* **Problem to solve**: Each record that follows should be repeated exactly, minus any images.

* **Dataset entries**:

********

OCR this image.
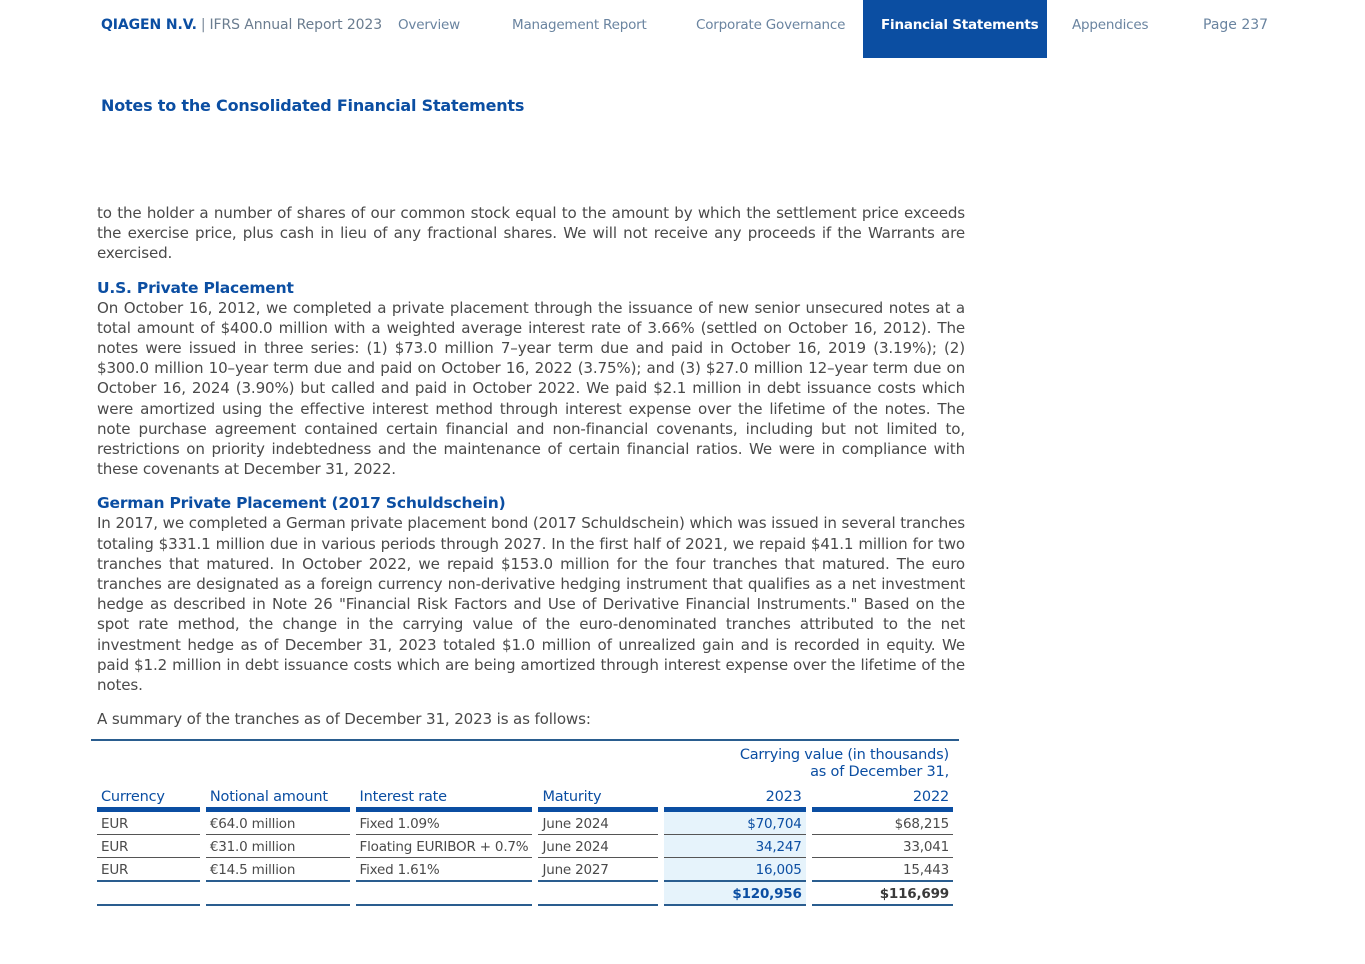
QIAGEN N.V. | IFRS Annual Report 2023 Overview	Management Report	Corporate Governance	Financial Statements	Appendices	Page 237
Notes to the Consolidated Financial Statements

to the holder a number of shares of our common stock equal to the amount by which the settlement price exceeds the exercise price, plus cash in lieu of any fractional shares. We will not receive any proceeds if the Warrants are exercised.

U.S. Private Placement

On October 16, 2012, we completed a private placement through the issuance of new senior unsecured notes at a total amount of $400.0 million with a weighted average interest rate of 3.66% (settled on October 16, 2012). The notes were issued in three series: (1) $73.0 million 7–year term due and paid in October 16, 2019 (3.19%); (2) $300.0 million 10–year term due and paid on October 16, 2022 (3.75%); and (3) $27.0 million 12–year term due on October 16, 2024 (3.90%) but called and paid in October 2022. We paid $2.1 million in debt issuance costs which were amortized using the effective interest method through interest expense over the lifetime of the notes. The note purchase agreement contained certain financial and non-financial covenants, including but not limited to, restrictions on priority indebtedness and the maintenance of certain financial ratios. We were in compliance with these covenants at December 31, 2022.

German Private Placement (2017 Schuldschein)

In 2017, we completed a German private placement bond (2017 Schuldschein) which was issued in several tranches totaling $331.1 million due in various periods through 2027. In the first half of 2021, we repaid $41.1 million for two tranches that matured. In October 2022, we repaid $153.0 million for the four tranches that matured. The euro tranches are designated as a foreign currency non-derivative hedging instrument that qualifies as a net investment hedge as described in Note 26 "Financial Risk Factors and Use of Derivative Financial Instruments." Based on the spot rate method, the change in the carrying value of the euro-denominated tranches attributed to the net investment hedge as of December 31, 2023 totaled $1.0 million of unrealized gain and is recorded in equity. We paid $1.2 million in debt issuance costs which are being amortized through interest expense over the lifetime of the notes.

A summary of the tranches as of December 31, 2023 is as follows:

				Carrying value (in thousands)
as of December 31,	

Currency	Notional amount	Interest rate	Maturity	2023	2022
EUR	€64.0 million	Fixed 1.09%	June 2024	$70,704	$68,215
EUR	€31.0 million	Floating EURIBOR + 0.7%	June 2024	34,247	33,041
EUR	€14.5 million	Fixed 1.61%	June 2027	16,005	15,443
				$120,956	$116,699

********

* **Answer to this exercise**:
OCR this image.
QIAGEN N.V. | IFRS Annual Report 2023 Overview	Management Report	Corporate Governance	Financial Statements	Appendices	Page 237
Notes to the Consolidated Financial Statements

to the holder a number of shares of our common stock equal to the amount by which the settlement price exceeds the exercise price, plus cash in lieu of any fractional shares. We will not receive any proceeds if the Warrants are exercised.

U.S. Private Placement

On October 16, 2012, we completed a private placement through the issuance of new senior unsecured notes at a total amount of $400.0 million with a weighted average interest rate of 3.66% (settled on October 16, 2012). The notes were issued in three series: (1) $73.0 million 7–year term due and paid in October 16, 2019 (3.19%); (2) $300.0 million 10–year term due and paid on October 16, 2022 (3.75%); and (3) $27.0 million 12–year term due on October 16, 2024 (3.90%) but called and paid in October 2022. We paid $2.1 million in debt issuance costs which were amortized using the effective interest method through interest expense over the lifetime of the notes. The note purchase agreement contained certain financial and non-financial covenants, including but not limited to, restrictions on priority indebtedness and the maintenance of certain financial ratios. We were in compliance with these covenants at December 31, 2022.

German Private Placement (2017 Schuldschein)

In 2017, we completed a German private placement bond (2017 Schuldschein) which was issued in several tranches totaling $331.1 million due in various periods through 2027. In the first half of 2021, we repaid $41.1 million for two tranches that matured. In October 2022, we repaid $153.0 million for the four tranches that matured. The euro tranches are designated as a foreign currency non-derivative hedging instrument that qualifies as a net investment hedge as described in Note 26 "Financial Risk Factors and Use of Derivative Financial Instruments." Based on the spot rate method, the change in the carrying value of the euro-denominated tranches attributed to the net investment hedge as of December 31, 2023 totaled $1.0 million of unrealized gain and is recorded in equity. We paid $1.2 million in debt issuance costs which are being amortized through interest expense over the lifetime of the notes.

A summary of the tranches as of December 31, 2023 is as follows:

				Carrying value (in thousands)
as of December 31,	

Currency	Notional amount	Interest rate	Maturity	2023	2022
EUR	€64.0 million	Fixed 1.09%	June 2024	$70,704	$68,215
EUR	€31.0 million	Floating EURIBOR + 0.7%	June 2024	34,247	33,041
EUR	€14.5 million	Fixed 1.61%	June 2027	16,005	15,443
				$120,956	$116,699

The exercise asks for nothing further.